● Aim of the task
Could every line of the data be printed exactly as it reads?
--------------------
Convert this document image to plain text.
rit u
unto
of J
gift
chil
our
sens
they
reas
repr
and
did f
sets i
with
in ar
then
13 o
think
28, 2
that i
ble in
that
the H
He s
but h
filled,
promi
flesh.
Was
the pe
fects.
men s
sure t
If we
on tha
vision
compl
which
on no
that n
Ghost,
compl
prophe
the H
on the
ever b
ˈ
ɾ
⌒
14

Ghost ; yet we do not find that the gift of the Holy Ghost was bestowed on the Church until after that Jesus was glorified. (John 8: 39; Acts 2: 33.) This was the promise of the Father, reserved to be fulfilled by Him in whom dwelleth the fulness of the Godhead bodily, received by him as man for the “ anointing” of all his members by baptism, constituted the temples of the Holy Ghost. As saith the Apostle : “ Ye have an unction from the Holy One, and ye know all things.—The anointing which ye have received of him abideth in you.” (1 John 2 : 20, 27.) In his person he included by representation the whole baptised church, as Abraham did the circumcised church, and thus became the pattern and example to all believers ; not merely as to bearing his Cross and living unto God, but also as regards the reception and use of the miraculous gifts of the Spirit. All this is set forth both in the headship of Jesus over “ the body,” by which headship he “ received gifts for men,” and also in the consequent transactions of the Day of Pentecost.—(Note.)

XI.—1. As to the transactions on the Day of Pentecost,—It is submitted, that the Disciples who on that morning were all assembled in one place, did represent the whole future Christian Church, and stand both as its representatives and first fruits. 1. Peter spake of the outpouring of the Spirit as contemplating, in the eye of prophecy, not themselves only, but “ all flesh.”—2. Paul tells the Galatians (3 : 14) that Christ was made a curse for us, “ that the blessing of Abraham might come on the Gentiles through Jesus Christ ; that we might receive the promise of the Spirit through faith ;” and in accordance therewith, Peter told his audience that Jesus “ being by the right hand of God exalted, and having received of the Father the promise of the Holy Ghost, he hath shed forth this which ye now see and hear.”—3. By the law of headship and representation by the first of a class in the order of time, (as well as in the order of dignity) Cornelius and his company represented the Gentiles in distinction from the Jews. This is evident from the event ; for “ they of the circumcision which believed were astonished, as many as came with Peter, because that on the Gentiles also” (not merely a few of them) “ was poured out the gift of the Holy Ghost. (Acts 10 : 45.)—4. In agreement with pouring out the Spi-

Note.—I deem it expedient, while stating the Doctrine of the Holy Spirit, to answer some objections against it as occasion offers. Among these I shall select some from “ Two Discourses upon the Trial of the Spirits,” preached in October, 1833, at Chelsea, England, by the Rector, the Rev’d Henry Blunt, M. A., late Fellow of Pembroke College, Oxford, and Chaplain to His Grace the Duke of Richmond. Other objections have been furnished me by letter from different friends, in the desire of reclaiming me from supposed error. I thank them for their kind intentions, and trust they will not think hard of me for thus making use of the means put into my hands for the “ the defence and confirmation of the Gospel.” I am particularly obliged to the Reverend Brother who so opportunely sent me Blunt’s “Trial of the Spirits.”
--------------------
● Result
Convert this document image to plain text.
rit u
unto
of J
gift
chil
our
sens
they
reas
repr
and
did f
sets i
with
in ar
then
13 o
think
28, 2
that i
ble in
that
the H
He s
but h
filled,
promi
flesh.
Was
the pe
fects.
men s
sure t
If we
on tha
vision
compl
which
on no
that n
Ghost,
compl
prophe
the H
on the
ever b
ˈ
ɾ
⌒
14

Ghost ; yet we do not find that the gift of the Holy Ghost was bestowed on the Church until after that Jesus was glorified. (John 8: 39; Acts 2: 33.) This was the promise of the Father, reserved to be fulfilled by Him in whom dwelleth the fulness of the Godhead bodily, received by him as man for the “ anointing” of all his members by baptism, constituted the temples of the Holy Ghost. As saith the Apostle : “ Ye have an unction from the Holy One, and ye know all things.—The anointing which ye have received of him abideth in you.” (1 John 2 : 20, 27.) In his person he included by representation the whole baptised church, as Abraham did the circumcised church, and thus became the pattern and example to all believers ; not merely as to bearing his Cross and living unto God, but also as regards the reception and use of the miraculous gifts of the Spirit. All this is set forth both in the headship of Jesus over “ the body,” by which headship he “ received gifts for men,” and also in the consequent transactions of the Day of Pentecost.—(Note.)

XI.—1. As to the transactions on the Day of Pentecost,—It is submitted, that the Disciples who on that morning were all assembled in one place, did represent the whole future Christian Church, and stand both as its representatives and first fruits. 1. Peter spake of the outpouring of the Spirit as contemplating, in the eye of prophecy, not themselves only, but “ all flesh.”—2. Paul tells the Galatians (3 : 14) that Christ was made a curse for us, “ that the blessing of Abraham might come on the Gentiles through Jesus Christ ; that we might receive the promise of the Spirit through faith ;” and in accordance therewith, Peter told his audience that Jesus “ being by the right hand of God exalted, and having received of the Father the promise of the Holy Ghost, he hath shed forth this which ye now see and hear.”—3. By the law of headship and representation by the first of a class in the order of time, (as well as in the order of dignity) Cornelius and his company represented the Gentiles in distinction from the Jews. This is evident from the event ; for “ they of the circumcision which believed were astonished, as many as came with Peter, because that on the Gentiles also” (not merely a few of them) “ was poured out the gift of the Holy Ghost. (Acts 10 : 45.)—4. In agreement with pouring out the Spi-

Note.—I deem it expedient, while stating the Doctrine of the Holy Spirit, to answer some objections against it as occasion offers. Among these I shall select some from “ Two Discourses upon the Trial of the Spirits,” preached in October, 1833, at Chelsea, England, by the Rector, the Rev’d Henry Blunt, M. A., late Fellow of Pembroke College, Oxford, and Chaplain to His Grace the Duke of Richmond. Other objections have been furnished me by letter from different friends, in the desire of reclaiming me from supposed error. I thank them for their kind intentions, and trust they will not think hard of me for thus making use of the means put into my hands for the “ the defence and confirmation of the Gospel.” I am particularly obliged to the Reverend Brother who so opportunely sent me Blunt’s “Trial of the Spirits.”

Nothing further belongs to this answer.